_Input rows_.
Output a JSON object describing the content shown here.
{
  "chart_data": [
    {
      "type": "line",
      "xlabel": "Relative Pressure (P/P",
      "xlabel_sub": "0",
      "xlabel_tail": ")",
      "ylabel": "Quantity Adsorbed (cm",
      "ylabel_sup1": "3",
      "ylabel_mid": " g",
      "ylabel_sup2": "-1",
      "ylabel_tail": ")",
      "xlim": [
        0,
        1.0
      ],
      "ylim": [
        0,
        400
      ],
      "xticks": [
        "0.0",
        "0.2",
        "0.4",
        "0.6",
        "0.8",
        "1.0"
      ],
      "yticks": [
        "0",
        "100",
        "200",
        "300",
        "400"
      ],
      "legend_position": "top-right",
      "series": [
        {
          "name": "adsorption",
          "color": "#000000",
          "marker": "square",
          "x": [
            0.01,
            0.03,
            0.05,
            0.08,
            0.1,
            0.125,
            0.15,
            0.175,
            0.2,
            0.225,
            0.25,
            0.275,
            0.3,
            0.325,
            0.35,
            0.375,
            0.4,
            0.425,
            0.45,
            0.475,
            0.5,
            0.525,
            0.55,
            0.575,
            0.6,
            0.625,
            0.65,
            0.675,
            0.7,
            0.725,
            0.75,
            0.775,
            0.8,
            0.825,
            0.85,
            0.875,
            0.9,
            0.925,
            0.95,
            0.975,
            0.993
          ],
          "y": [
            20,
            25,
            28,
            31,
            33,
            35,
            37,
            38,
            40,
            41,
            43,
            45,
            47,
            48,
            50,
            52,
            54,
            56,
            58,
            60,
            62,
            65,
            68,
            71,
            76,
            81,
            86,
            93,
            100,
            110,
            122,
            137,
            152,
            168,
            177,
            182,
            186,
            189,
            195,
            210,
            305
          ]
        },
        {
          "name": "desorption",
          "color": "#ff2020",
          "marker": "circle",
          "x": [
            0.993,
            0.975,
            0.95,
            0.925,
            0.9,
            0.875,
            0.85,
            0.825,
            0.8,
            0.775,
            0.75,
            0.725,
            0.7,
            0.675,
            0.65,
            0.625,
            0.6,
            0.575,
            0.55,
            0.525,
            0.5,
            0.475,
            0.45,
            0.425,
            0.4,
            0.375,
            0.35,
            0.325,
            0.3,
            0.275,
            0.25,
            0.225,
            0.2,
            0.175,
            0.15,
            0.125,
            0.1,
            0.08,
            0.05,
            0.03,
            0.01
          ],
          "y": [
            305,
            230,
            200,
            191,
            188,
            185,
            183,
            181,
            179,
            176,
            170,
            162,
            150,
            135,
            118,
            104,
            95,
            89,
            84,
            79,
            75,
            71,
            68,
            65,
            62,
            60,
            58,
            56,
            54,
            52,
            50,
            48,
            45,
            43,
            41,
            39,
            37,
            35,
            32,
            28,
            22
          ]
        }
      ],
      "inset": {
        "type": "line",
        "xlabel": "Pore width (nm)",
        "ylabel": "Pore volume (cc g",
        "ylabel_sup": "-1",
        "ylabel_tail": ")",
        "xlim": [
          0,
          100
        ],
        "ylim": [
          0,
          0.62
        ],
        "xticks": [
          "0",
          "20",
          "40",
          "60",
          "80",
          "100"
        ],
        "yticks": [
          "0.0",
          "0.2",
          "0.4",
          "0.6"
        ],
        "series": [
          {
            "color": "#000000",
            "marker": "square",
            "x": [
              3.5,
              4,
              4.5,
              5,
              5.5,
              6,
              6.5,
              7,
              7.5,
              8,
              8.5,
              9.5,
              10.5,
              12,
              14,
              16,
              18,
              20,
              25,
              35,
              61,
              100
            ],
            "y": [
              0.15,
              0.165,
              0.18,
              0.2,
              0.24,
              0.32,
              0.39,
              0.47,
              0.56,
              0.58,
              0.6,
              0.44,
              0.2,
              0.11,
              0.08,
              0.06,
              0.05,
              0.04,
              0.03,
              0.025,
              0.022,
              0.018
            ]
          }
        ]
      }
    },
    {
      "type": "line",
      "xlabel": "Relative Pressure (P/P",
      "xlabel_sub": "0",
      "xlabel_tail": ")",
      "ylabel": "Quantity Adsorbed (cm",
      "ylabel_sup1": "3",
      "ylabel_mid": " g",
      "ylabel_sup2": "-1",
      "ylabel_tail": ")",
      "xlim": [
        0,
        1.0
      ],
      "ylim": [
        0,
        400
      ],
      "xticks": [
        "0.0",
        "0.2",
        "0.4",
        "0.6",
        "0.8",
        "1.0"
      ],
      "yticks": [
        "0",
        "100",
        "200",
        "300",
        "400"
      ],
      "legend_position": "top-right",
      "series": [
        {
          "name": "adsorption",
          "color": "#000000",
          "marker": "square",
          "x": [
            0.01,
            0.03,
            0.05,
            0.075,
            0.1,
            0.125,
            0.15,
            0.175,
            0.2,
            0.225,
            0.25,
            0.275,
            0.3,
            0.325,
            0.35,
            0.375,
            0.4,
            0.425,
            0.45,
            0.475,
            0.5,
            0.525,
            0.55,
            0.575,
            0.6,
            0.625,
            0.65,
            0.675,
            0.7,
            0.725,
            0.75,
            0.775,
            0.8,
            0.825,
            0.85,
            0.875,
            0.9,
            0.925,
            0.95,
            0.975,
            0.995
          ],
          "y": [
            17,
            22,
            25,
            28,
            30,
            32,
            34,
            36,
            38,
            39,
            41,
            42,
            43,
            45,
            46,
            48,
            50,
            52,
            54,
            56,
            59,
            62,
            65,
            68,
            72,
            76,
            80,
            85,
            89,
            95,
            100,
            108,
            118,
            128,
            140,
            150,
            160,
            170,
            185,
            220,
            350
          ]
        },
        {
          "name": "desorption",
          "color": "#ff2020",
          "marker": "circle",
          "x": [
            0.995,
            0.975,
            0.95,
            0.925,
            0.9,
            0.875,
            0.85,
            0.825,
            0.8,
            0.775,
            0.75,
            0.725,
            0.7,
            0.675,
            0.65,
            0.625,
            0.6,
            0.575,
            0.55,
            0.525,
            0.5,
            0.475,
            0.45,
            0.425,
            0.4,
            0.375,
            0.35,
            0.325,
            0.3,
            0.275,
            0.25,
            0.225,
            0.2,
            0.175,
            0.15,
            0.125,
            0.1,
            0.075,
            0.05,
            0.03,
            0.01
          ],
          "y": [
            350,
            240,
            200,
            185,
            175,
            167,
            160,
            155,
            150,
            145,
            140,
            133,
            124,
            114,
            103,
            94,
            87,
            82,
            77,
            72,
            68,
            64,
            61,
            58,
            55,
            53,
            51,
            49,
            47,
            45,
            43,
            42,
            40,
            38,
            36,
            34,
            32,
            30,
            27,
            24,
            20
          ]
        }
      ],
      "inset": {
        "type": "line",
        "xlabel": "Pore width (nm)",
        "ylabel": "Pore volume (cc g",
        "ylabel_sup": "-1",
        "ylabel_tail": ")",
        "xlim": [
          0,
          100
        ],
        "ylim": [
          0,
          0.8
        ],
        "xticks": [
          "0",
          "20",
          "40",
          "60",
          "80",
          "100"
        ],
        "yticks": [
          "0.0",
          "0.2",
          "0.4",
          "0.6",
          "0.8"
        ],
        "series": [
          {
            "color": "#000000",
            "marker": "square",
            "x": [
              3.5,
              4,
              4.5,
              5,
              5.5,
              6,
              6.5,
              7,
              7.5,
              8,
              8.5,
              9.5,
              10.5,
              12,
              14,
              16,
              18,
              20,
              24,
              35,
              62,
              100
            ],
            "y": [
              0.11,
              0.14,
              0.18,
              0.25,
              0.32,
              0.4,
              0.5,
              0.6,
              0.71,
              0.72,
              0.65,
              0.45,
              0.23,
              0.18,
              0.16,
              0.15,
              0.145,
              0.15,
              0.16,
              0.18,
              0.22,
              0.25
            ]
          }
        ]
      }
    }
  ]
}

_Brief_. Give back the whole listing exactly as it reads.

_Result of this task_.
Output a JSON object describing the content shown here.
{
  "chart_data": [
    {
      "type": "line",
      "xlabel": "Relative Pressure (P/P",
      "xlabel_sub": "0",
      "xlabel_tail": ")",
      "ylabel": "Quantity Adsorbed (cm",
      "ylabel_sup1": "3",
      "ylabel_mid": " g",
      "ylabel_sup2": "-1",
      "ylabel_tail": ")",
      "xlim": [
        0,
        1.0
      ],
      "ylim": [
        0,
        400
      ],
      "xticks": [
        "0.0",
        "0.2",
        "0.4",
        "0.6",
        "0.8",
        "1.0"
      ],
      "yticks": [
        "0",
        "100",
        "200",
        "300",
        "400"
      ],
      "legend_position": "top-right",
      "series": [
        {
          "name": "adsorption",
          "color": "#000000",
          "marker": "square",
          "x": [
            0.01,
            0.03,
            0.05,
            0.08,
            0.1,
            0.125,
            0.15,
            0.175,
            0.2,
            0.225,
            0.25,
            0.275,
            0.3,
            0.325,
            0.35,
            0.375,
            0.4,
            0.425,
            0.45,
            0.475,
            0.5,
            0.525,
            0.55,
            0.575,
            0.6,
            0.625,
            0.65,
            0.675,
            0.7,
            0.725,
            0.75,
            0.775,
            0.8,
            0.825,
            0.85,
            0.875,
            0.9,
            0.925,
            0.95,
            0.975,
            0.993
          ],
          "y": [
            20,
            25,
            28,
            31,
            33,
            35,
            37,
            38,
            40,
            41,
            43,
            45,
            47,
            48,
            50,
            52,
            54,
            56,
            58,
            60,
            62,
            65,
            68,
            71,
            76,
            81,
            86,
            93,
            100,
            110,
            122,
            137,
            152,
            168,
            177,
            182,
            186,
            189,
            195,
            210,
            305
          ]
        },
        {
          "name": "desorption",
          "color": "#ff2020",
          "marker": "circle",
          "x": [
            0.993,
            0.975,
            0.95,
            0.925,
            0.9,
            0.875,
            0.85,
            0.825,
            0.8,
            0.775,
            0.75,
            0.725,
            0.7,
            0.675,
            0.65,
            0.625,
            0.6,
            0.575,
            0.55,
            0.525,
            0.5,
            0.475,
            0.45,
            0.425,
            0.4,
            0.375,
            0.35,
            0.325,
            0.3,
            0.275,
            0.25,
            0.225,
            0.2,
            0.175,
            0.15,
            0.125,
            0.1,
            0.08,
            0.05,
            0.03,
            0.01
          ],
          "y": [
            305,
            230,
            200,
            191,
            188,
            185,
            183,
            181,
            179,
            176,
            170,
            162,
            150,
            135,
            118,
            104,
            95,
            89,
            84,
            79,
            75,
            71,
            68,
            65,
            62,
            60,
            58,
            56,
            54,
            52,
            50,
            48,
            45,
            43,
            41,
            39,
            37,
            35,
            32,
            28,
            22
          ]
        }
      ],
      "inset": {
        "type": "line",
        "xlabel": "Pore width (nm)",
        "ylabel": "Pore volume (cc g",
        "ylabel_sup": "-1",
        "ylabel_tail": ")",
        "xlim": [
          0,
          100
        ],
        "ylim": [
          0,
          0.62
        ],
        "xticks": [
          "0",
          "20",
          "40",
          "60",
          "80",
          "100"
        ],
        "yticks": [
          "0.0",
          "0.2",
          "0.4",
          "0.6"
        ],
        "series": [
          {
            "color": "#000000",
            "marker": "square",
            "x": [
              3.5,
              4,
              4.5,
              5,
              5.5,
              6,
              6.5,
              7,
              7.5,
              8,
              8.5,
              9.5,
              10.5,
              12,
              14,
              16,
              18,
              20,
              25,
              35,
              61,
              100
            ],
            "y": [
              0.15,
              0.165,
              0.18,
              0.2,
              0.24,
              0.32,
              0.39,
              0.47,
              0.56,
              0.58,
              0.6,
              0.44,
              0.2,
              0.11,
              0.08,
              0.06,
              0.05,
              0.04,
              0.03,
              0.025,
              0.022,
              0.018
            ]
          }
        ]
      }
    },
    {
      "type": "line",
      "xlabel": "Relative Pressure (P/P",
      "xlabel_sub": "0",
      "xlabel_tail": ")",
      "ylabel": "Quantity Adsorbed (cm",
      "ylabel_sup1": "3",
      "ylabel_mid": " g",
      "ylabel_sup2": "-1",
      "ylabel_tail": ")",
      "xlim": [
        0,
        1.0
      ],
      "ylim": [
        0,
        400
      ],
      "xticks": [
        "0.0",
        "0.2",
        "0.4",
        "0.6",
        "0.8",
        "1.0"
      ],
      "yticks": [
        "0",
        "100",
        "200",
        "300",
        "400"
      ],
      "legend_position": "top-right",
      "series": [
        {
          "name": "adsorption",
          "color": "#000000",
          "marker": "square",
          "x": [
            0.01,
            0.03,
            0.05,
            0.075,
            0.1,
            0.125,
            0.15,
            0.175,
            0.2,
            0.225,
            0.25,
            0.275,
            0.3,
            0.325,
            0.35,
            0.375,
            0.4,
            0.425,
            0.45,
            0.475,
            0.5,
            0.525,
            0.55,
            0.575,
            0.6,
            0.625,
            0.65,
            0.675,
            0.7,
            0.725,
            0.75,
            0.775,
            0.8,
            0.825,
            0.85,
            0.875,
            0.9,
            0.925,
            0.95,
            0.975,
            0.995
          ],
          "y": [
            17,
            22,
            25,
            28,
            30,
            32,
            34,
            36,
            38,
            39,
            41,
            42,
            43,
            45,
            46,
            48,
            50,
            52,
            54,
            56,
            59,
            62,
            65,
            68,
            72,
            76,
            80,
            85,
            89,
            95,
            100,
            108,
            118,
            128,
            140,
            150,
            160,
            170,
            185,
            220,
            350
          ]
        },
        {
          "name": "desorption",
          "color": "#ff2020",
          "marker": "circle",
          "x": [
            0.995,
            0.975,
            0.95,
            0.925,
            0.9,
            0.875,
            0.85,
            0.825,
            0.8,
            0.775,
            0.75,
            0.725,
            0.7,
            0.675,
            0.65,
            0.625,
            0.6,
            0.575,
            0.55,
            0.525,
            0.5,
            0.475,
            0.45,
            0.425,
            0.4,
            0.375,
            0.35,
            0.325,
            0.3,
            0.275,
            0.25,
            0.225,
            0.2,
            0.175,
            0.15,
            0.125,
            0.1,
            0.075,
            0.05,
            0.03,
            0.01
          ],
          "y": [
            350,
            240,
            200,
            185,
            175,
            167,
            160,
            155,
            150,
            145,
            140,
            133,
            124,
            114,
            103,
            94,
            87,
            82,
            77,
            72,
            68,
            64,
            61,
            58,
            55,
            53,
            51,
            49,
            47,
            45,
            43,
            42,
            40,
            38,
            36,
            34,
            32,
            30,
            27,
            24,
            20
          ]
        }
      ],
      "inset": {
        "type": "line",
        "xlabel": "Pore width (nm)",
        "ylabel": "Pore volume (cc g",
        "ylabel_sup": "-1",
        "ylabel_tail": ")",
        "xlim": [
          0,
          100
        ],
        "ylim": [
          0,
          0.8
        ],
        "xticks": [
          "0",
          "20",
          "40",
          "60",
          "80",
          "100"
        ],
        "yticks": [
          "0.0",
          "0.2",
          "0.4",
          "0.6",
          "0.8"
        ],
        "series": [
          {
            "color": "#000000",
            "marker": "square",
            "x": [
              3.5,
              4,
              4.5,
              5,
              5.5,
              6,
              6.5,
              7,
              7.5,
              8,
              8.5,
              9.5,
              10.5,
              12,
              14,
              16,
              18,
              20,
              24,
              35,
              62,
              100
            ],
            "y": [
              0.11,
              0.14,
              0.18,
              0.25,
              0.32,
              0.4,
              0.5,
              0.6,
              0.71,
              0.72,
              0.65,
              0.45,
              0.23,
              0.18,
              0.16,
              0.15,
              0.145,
              0.15,
              0.16,
              0.18,
              0.22,
              0.25
            ]
          }
        ]
      }
    }
  ]
}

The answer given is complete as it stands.